# start of Extracted data

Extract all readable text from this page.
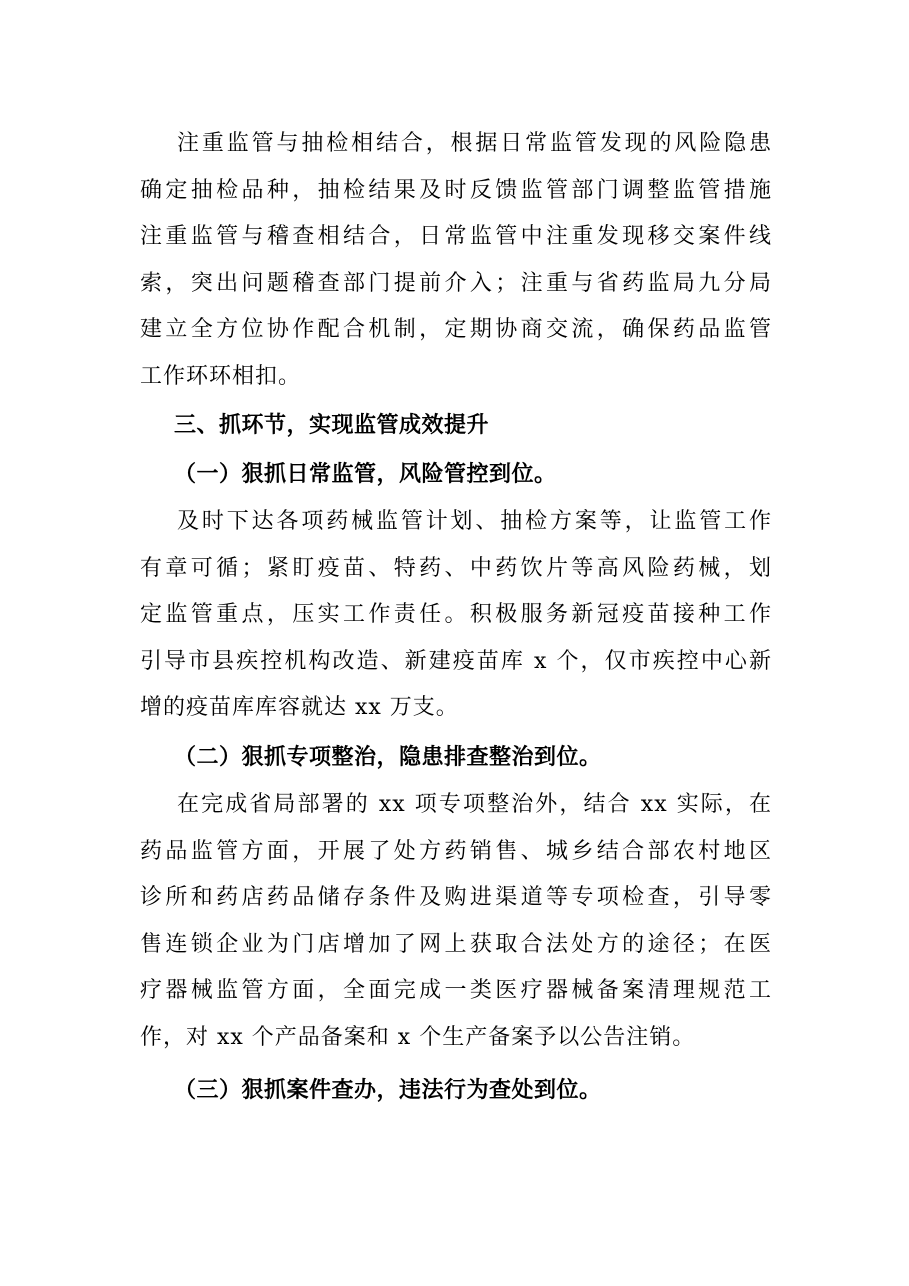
注重监管与抽检相结合，根据日常监管发现的风险隐患
确定抽检品种，抽检结果及时反馈监管部门调整监管措施
注重监管与稽查相结合，日常监管中注重发现移交案件线
索，突出问题稽查部门提前介入；注重与省药监局九分局
建立全方位协作配合机制，定期协商交流，确保药品监管
工作环环相扣。
三、抓环节，实现监管成效提升
（一）狠抓日常监管，风险管控到位。
及时下达各项药械监管计划、抽检方案等，让监管工作
有章可循；紧盯疫苗、特药、中药饮片等高风险药械，划
定监管重点，压实工作责任。积极服务新冠疫苗接种工作
引导市县疾控机构改造、新建疫苗库 x 个，仅市疾控中心新
增的疫苗库库容就达 xx 万支。
（二）狠抓专项整治，隐患排查整治到位。
在完成省局部署的 xx 项专项整治外，结合 xx 实际，在
药品监管方面，开展了处方药销售、城乡结合部农村地区
诊所和药店药品储存条件及购进渠道等专项检查，引导零
售连锁企业为门店增加了网上获取合法处方的途径；在医
疗器械监管方面，全面完成一类医疗器械备案清理规范工
作，对 xx 个产品备案和 x 个生产备案予以公告注销。
（三）狠抓案件查办，违法行为查处到位。
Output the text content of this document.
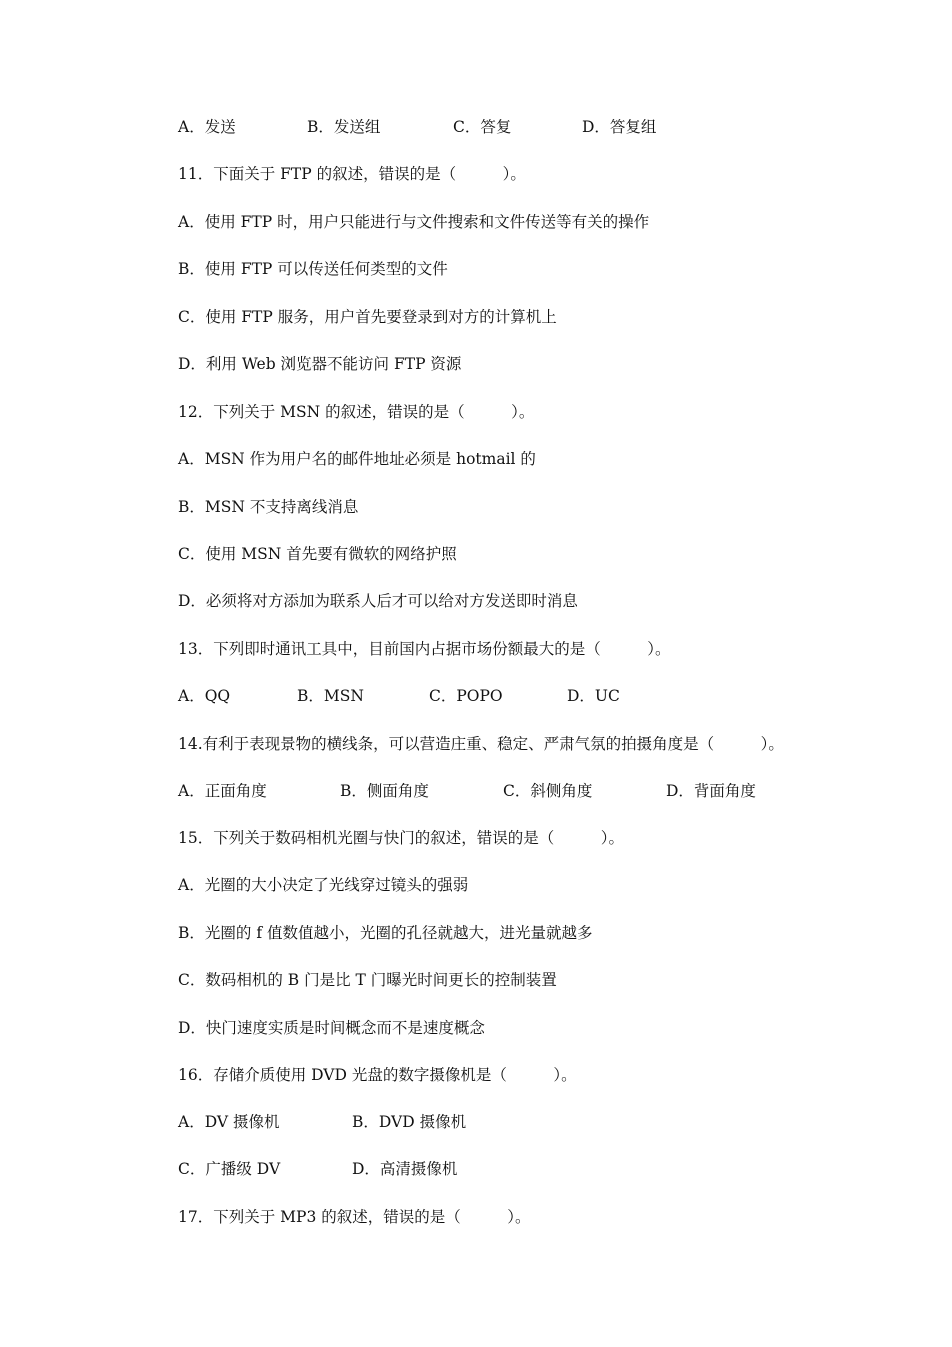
A．发送	B．发送组	C．答复	D．答复组
11．下面关于 FTP 的叙述，错误的是（　　　）。
A．使用 FTP 时，用户只能进行与文件搜索和文件传送等有关的操作
B．使用 FTP 可以传送任何类型的文件
C．使用 FTP 服务，用户首先要登录到对方的计算机上
D．利用 Web 浏览器不能访问 FTP 资源
12．下列关于 MSN 的叙述，错误的是（　　　）。
A．MSN 作为用户名的邮件地址必须是 hotmail 的
B．MSN 不支持离线消息
C．使用 MSN 首先要有微软的网络护照
D．必须将对方添加为联系人后才可以给对方发送即时消息
13．下列即时通讯工具中，目前国内占据市场份额最大的是（　　　）。
A．QQ	B．MSN	C．POPO	D．UC
14.有利于表现景物的横线条，可以营造庄重、稳定、严肃气氛的拍摄角度是（　　　）。
A．正面角度	B．侧面角度	C．斜侧角度	D．背面角度
15．下列关于数码相机光圈与快门的叙述，错误的是（　　　）。
A．光圈的大小决定了光线穿过镜头的强弱
B．光圈的 f 值数值越小，光圈的孔径就越大，进光量就越多
C．数码相机的 B 门是比 T 门曝光时间更长的控制装置
D．快门速度实质是时间概念而不是速度概念
16．存储介质使用 DVD 光盘的数字摄像机是（　　　）。
A．DV 摄像机	B．DVD 摄像机
C．广播级 DV	D．高清摄像机
17．下列关于 MP3 的叙述，错误的是（　　　）。
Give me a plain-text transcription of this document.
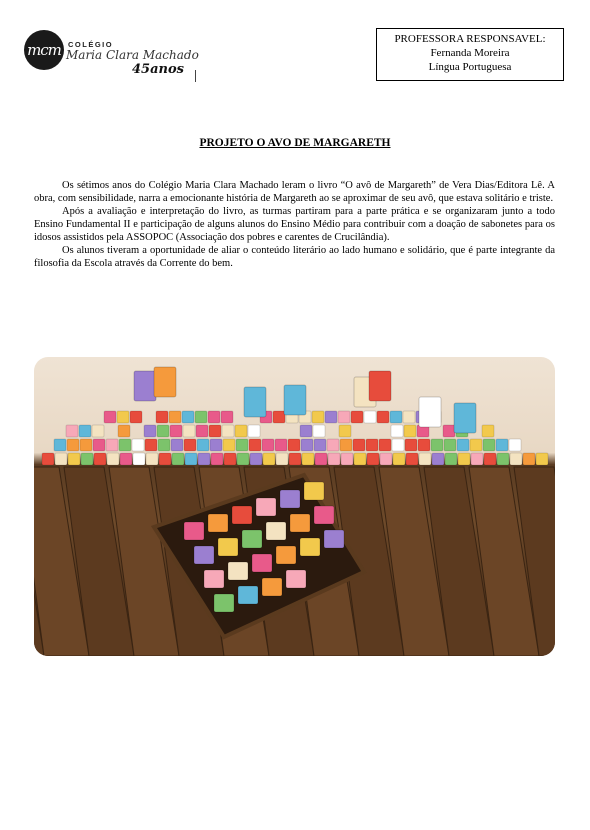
mcm COLÉGIO
Maria Clara Machado
45anos
PROFESSORA RESPONSAVEL:
Fernanda Moreira
Língua Portuguesa
PROJETO O AVO DE MARGARETH

Os sétimos anos do Colégio Maria Clara Machado leram o livro “O avô de Margareth” de Vera Dias/Editora Lê. A obra, com sensibilidade, narra a emocionante história de Margareth ao se aproximar de seu avô, que estava solitário e triste.

Após a avaliação e interpretação do livro, as turmas partiram para a parte prática e se organizaram junto a todo Ensino Fundamental II e participação de alguns alunos do Ensino Médio para contribuir com a doação de sabonetes para os idosos assistidos pela ASSOPOC (Associação dos pobres e carentes de Crucilândia).

Os alunos tiveram a oportunidade de aliar o conteúdo literário ao lado humano e solidário, que é parte integrante da filosofia da Escola através da Corrente do bem.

# end of Extracted data

Objective
Locate "Give me a plain-text" in the entries above. Copy, exactly and only, the lines from that line to the end, leaving out the pictures.

Task result
Give me a plain-text transcription of this document.
mcm COLÉGIO
Maria Clara Machado
45anos
PROFESSORA RESPONSAVEL:
Fernanda Moreira
Língua Portuguesa
PROJETO O AVO DE MARGARETH

Os sétimos anos do Colégio Maria Clara Machado leram o livro “O avô de Margareth” de Vera Dias/Editora Lê. A obra, com sensibilidade, narra a emocionante história de Margareth ao se aproximar de seu avô, que estava solitário e triste.

Após a avaliação e interpretação do livro, as turmas partiram para a parte prática e se organizaram junto a todo Ensino Fundamental II e participação de alguns alunos do Ensino Médio para contribuir com a doação de sabonetes para os idosos assistidos pela ASSOPOC (Associação dos pobres e carentes de Crucilândia).

Os alunos tiveram a oportunidade de aliar o conteúdo literário ao lado humano e solidário, que é parte integrante da filosofia da Escola através da Corrente do bem.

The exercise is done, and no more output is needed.